— Start DATASET EXCERPTS —

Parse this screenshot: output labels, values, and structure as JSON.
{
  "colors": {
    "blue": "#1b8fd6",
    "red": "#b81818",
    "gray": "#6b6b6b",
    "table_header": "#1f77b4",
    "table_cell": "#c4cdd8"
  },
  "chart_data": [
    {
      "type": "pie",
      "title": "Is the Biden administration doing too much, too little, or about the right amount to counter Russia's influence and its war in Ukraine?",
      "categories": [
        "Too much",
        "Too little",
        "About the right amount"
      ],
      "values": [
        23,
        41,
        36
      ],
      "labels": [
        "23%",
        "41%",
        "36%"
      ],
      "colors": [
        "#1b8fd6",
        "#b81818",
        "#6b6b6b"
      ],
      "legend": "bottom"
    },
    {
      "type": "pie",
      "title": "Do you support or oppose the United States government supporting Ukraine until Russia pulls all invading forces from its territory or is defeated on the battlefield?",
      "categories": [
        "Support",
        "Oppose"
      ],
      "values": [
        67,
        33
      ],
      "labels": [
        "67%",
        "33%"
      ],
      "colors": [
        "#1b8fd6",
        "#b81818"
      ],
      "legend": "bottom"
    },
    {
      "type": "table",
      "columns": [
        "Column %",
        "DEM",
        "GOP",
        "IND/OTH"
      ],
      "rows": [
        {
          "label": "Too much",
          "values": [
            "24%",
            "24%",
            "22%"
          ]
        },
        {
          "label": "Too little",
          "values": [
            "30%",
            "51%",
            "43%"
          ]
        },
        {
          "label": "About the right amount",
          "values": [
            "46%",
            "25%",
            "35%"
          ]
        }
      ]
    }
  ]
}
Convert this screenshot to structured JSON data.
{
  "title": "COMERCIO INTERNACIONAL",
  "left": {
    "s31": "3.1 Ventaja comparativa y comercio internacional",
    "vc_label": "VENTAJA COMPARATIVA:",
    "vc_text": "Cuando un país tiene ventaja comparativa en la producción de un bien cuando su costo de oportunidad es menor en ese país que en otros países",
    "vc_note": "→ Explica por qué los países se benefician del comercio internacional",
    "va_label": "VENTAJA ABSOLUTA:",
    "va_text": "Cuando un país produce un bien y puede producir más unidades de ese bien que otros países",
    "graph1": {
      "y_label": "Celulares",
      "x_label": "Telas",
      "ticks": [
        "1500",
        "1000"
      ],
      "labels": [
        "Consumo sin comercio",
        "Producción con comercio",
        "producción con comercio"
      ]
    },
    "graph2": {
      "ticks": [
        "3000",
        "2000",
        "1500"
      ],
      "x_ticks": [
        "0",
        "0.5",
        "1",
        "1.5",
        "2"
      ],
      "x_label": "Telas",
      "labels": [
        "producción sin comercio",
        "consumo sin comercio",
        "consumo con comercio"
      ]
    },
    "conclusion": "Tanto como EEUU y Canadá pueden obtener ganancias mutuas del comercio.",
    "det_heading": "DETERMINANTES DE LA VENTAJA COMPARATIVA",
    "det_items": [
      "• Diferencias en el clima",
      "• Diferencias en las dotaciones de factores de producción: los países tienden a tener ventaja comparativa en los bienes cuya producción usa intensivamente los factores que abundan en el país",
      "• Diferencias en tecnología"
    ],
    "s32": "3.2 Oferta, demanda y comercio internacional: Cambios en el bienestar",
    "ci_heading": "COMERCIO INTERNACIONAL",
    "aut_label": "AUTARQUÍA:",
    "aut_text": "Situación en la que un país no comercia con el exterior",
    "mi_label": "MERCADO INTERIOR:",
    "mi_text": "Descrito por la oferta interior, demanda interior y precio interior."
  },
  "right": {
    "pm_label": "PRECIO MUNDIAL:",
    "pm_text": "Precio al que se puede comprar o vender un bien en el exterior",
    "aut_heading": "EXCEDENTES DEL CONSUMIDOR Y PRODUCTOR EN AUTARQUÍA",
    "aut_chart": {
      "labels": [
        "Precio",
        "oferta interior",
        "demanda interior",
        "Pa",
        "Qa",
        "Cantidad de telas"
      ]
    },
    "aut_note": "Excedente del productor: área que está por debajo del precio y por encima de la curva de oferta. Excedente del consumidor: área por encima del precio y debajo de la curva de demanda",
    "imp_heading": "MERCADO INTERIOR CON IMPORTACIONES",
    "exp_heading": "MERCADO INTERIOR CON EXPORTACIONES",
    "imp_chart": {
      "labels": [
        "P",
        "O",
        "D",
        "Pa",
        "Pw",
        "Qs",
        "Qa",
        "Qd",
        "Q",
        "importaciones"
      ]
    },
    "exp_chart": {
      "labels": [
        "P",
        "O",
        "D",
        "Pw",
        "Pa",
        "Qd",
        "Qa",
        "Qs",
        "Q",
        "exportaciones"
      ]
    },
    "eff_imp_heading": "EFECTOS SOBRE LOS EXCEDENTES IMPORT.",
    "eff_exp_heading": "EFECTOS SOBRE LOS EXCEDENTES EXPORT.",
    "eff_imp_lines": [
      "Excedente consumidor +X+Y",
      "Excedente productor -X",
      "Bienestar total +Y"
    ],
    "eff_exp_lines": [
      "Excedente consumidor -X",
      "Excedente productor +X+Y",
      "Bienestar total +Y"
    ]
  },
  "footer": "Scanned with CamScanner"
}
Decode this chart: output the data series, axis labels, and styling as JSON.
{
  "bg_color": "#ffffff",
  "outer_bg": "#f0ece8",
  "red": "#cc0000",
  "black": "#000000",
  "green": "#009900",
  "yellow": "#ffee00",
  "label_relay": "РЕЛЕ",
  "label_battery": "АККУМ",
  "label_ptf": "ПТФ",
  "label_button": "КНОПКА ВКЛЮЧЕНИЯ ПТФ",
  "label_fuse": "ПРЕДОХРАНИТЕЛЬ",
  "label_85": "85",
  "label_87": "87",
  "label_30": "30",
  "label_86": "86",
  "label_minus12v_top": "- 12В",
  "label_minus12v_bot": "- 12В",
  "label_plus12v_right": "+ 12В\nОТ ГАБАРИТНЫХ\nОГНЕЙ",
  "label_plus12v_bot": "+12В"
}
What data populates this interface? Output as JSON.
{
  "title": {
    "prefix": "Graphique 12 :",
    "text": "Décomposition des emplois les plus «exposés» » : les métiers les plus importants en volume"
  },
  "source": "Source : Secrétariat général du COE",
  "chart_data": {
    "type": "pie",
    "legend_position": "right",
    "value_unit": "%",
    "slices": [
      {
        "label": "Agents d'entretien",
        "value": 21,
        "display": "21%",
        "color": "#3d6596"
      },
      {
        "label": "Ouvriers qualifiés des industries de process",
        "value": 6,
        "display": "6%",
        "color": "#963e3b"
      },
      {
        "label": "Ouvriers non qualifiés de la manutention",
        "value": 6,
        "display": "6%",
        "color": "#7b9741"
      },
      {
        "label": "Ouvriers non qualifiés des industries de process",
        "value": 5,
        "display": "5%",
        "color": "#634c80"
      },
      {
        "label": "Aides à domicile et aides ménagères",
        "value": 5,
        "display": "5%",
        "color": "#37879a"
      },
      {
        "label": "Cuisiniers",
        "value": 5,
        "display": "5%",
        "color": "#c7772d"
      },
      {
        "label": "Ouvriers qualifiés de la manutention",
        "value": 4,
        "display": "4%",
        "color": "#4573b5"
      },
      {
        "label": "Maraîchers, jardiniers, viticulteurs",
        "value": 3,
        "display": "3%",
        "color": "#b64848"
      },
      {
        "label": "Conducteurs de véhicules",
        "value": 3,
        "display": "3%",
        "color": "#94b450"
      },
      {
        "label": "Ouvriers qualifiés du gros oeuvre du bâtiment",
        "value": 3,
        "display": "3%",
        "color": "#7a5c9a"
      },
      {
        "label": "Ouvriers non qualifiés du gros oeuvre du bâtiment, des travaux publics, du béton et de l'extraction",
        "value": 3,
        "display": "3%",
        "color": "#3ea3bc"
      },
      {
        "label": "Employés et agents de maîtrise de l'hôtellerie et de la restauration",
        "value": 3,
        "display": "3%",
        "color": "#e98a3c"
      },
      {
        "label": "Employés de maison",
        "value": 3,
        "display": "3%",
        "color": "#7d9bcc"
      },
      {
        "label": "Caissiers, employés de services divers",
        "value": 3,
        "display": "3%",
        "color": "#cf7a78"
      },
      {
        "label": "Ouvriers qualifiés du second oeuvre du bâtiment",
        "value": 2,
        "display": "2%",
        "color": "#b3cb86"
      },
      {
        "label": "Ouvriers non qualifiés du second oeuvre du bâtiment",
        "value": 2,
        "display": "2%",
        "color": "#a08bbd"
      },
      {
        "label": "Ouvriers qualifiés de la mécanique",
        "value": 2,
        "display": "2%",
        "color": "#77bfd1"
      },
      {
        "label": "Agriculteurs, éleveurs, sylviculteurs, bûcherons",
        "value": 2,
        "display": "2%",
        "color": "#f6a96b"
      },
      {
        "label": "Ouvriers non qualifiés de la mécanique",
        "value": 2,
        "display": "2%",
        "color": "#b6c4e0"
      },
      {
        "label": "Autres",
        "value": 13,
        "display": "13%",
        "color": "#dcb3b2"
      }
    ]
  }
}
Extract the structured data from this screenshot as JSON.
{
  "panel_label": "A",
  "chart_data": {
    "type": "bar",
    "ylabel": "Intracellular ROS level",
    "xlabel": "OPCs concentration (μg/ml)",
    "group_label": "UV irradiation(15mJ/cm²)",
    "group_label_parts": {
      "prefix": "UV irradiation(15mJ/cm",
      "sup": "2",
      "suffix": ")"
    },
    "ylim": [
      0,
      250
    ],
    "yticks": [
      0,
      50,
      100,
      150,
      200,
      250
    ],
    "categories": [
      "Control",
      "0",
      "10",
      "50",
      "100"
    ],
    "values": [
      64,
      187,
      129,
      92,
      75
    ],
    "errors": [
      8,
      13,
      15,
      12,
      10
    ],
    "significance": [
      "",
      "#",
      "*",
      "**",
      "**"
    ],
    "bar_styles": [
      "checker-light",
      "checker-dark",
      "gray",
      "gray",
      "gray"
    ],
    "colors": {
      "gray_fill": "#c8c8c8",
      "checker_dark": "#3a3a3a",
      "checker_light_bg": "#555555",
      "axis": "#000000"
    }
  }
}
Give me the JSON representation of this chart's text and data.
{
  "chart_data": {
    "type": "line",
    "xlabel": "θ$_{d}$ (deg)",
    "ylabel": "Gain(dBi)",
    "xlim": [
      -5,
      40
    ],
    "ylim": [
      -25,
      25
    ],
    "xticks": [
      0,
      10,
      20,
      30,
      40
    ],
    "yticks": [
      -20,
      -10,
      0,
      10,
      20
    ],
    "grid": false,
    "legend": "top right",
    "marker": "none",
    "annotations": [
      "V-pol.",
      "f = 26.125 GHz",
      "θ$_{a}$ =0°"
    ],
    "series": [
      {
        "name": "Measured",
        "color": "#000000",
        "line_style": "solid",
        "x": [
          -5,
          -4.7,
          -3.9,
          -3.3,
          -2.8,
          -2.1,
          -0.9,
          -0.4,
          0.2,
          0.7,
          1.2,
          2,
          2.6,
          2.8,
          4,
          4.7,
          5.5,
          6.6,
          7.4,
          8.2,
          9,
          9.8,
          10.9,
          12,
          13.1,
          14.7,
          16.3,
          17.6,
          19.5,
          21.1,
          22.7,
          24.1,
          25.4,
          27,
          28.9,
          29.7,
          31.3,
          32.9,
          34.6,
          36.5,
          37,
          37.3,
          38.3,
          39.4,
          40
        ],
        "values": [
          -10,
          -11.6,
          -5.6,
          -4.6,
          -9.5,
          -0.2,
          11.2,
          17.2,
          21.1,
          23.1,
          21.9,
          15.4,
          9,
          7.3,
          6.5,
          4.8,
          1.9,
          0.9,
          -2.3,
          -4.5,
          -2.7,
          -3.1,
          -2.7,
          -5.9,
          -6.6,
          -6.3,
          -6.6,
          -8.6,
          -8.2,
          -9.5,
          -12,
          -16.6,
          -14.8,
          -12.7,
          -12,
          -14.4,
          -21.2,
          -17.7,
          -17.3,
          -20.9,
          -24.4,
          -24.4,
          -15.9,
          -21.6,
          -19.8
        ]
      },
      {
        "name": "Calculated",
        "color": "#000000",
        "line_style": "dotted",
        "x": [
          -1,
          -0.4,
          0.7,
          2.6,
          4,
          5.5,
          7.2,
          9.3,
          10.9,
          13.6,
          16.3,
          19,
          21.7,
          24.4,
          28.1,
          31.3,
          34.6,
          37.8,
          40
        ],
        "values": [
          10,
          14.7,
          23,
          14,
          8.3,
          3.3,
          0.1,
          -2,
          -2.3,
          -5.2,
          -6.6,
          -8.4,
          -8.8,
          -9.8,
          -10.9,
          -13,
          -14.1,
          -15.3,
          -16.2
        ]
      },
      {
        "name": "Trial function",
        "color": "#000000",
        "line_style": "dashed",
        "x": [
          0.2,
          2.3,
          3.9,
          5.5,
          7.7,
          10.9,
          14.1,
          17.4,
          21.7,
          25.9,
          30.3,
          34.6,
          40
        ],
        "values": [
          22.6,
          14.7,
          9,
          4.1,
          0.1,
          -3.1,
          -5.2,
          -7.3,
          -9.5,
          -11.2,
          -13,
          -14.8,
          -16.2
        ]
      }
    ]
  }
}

— End DATASET EXCERPTS —

- _INSTRUCTIONS TO FOLLOW_
Count the lines of the data that contain the string "manutention", and reply with that number alone.

- _TASK RESULT_
2